**EXERCISE DESCRIPTION**.
With the pictures omitted, write out the entries that follow exactly as they stand.
▬▬▬▬▬▬
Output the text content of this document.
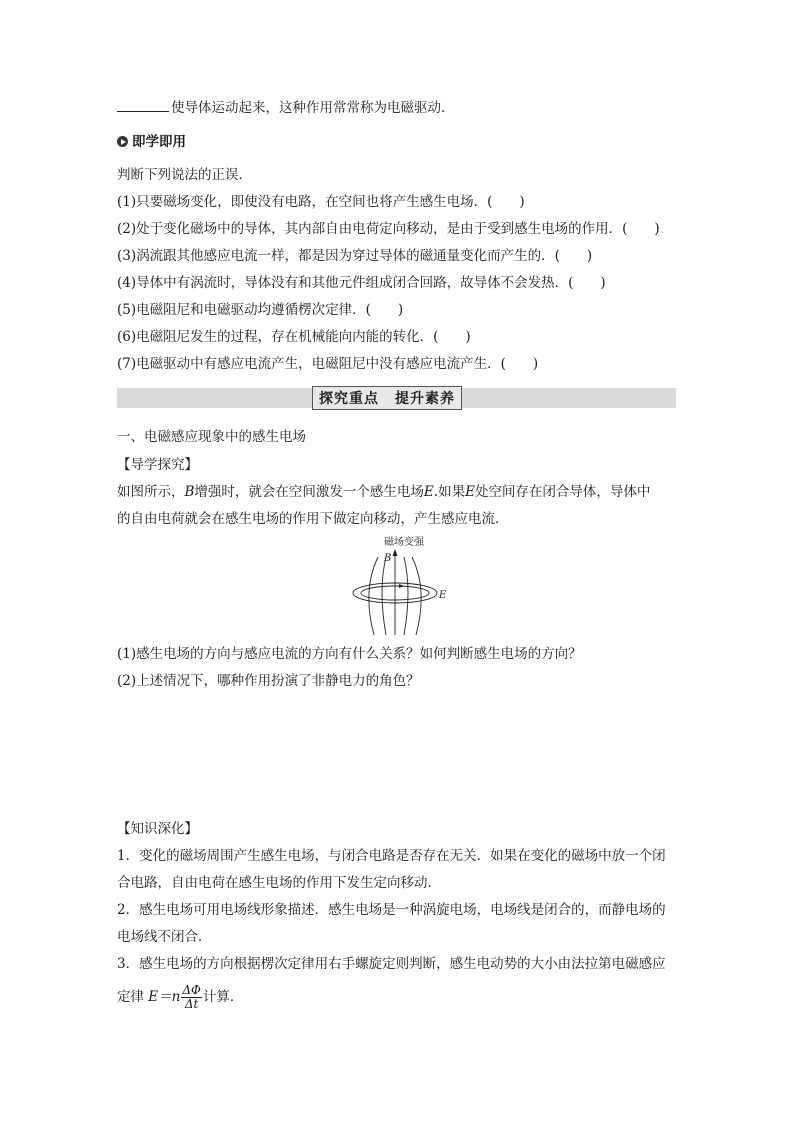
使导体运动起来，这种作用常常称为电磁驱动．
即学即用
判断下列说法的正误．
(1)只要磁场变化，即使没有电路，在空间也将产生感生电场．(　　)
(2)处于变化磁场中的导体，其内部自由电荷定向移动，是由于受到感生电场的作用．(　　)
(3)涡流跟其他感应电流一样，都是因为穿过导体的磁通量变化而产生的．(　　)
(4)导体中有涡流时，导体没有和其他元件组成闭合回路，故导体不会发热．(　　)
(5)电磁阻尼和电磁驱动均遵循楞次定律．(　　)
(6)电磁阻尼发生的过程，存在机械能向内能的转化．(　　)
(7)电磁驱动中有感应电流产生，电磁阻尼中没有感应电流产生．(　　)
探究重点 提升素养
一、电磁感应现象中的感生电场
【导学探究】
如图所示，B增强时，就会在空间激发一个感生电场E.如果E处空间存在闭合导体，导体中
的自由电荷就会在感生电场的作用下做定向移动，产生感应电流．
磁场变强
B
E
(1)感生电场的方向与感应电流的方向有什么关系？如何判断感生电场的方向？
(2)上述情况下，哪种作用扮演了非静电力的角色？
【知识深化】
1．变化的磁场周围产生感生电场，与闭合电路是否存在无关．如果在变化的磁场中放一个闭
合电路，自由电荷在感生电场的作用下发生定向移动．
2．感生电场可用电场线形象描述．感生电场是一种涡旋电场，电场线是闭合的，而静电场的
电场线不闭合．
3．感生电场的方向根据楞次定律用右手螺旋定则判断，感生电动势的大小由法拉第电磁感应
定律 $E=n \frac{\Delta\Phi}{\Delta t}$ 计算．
▬▬▬▬▬▬
**FINISHED EXERCISE**.
Output the text content of this document.
使导体运动起来，这种作用常常称为电磁驱动．
即学即用
判断下列说法的正误．
(1)只要磁场变化，即使没有电路，在空间也将产生感生电场．(　　)
(2)处于变化磁场中的导体，其内部自由电荷定向移动，是由于受到感生电场的作用．(　　)
(3)涡流跟其他感应电流一样，都是因为穿过导体的磁通量变化而产生的．(　　)
(4)导体中有涡流时，导体没有和其他元件组成闭合回路，故导体不会发热．(　　)
(5)电磁阻尼和电磁驱动均遵循楞次定律．(　　)
(6)电磁阻尼发生的过程，存在机械能向内能的转化．(　　)
(7)电磁驱动中有感应电流产生，电磁阻尼中没有感应电流产生．(　　)
探究重点 提升素养
一、电磁感应现象中的感生电场
【导学探究】
如图所示，B增强时，就会在空间激发一个感生电场E.如果E处空间存在闭合导体，导体中
的自由电荷就会在感生电场的作用下做定向移动，产生感应电流．
磁场变强
B
E
(1)感生电场的方向与感应电流的方向有什么关系？如何判断感生电场的方向？
(2)上述情况下，哪种作用扮演了非静电力的角色？
【知识深化】
1．变化的磁场周围产生感生电场，与闭合电路是否存在无关．如果在变化的磁场中放一个闭
合电路，自由电荷在感生电场的作用下发生定向移动．
2．感生电场可用电场线形象描述．感生电场是一种涡旋电场，电场线是闭合的，而静电场的
电场线不闭合．
3．感生电场的方向根据楞次定律用右手螺旋定则判断，感生电动势的大小由法拉第电磁感应
定律 $E=n \frac{\Delta\Phi}{\Delta t}$ 计算．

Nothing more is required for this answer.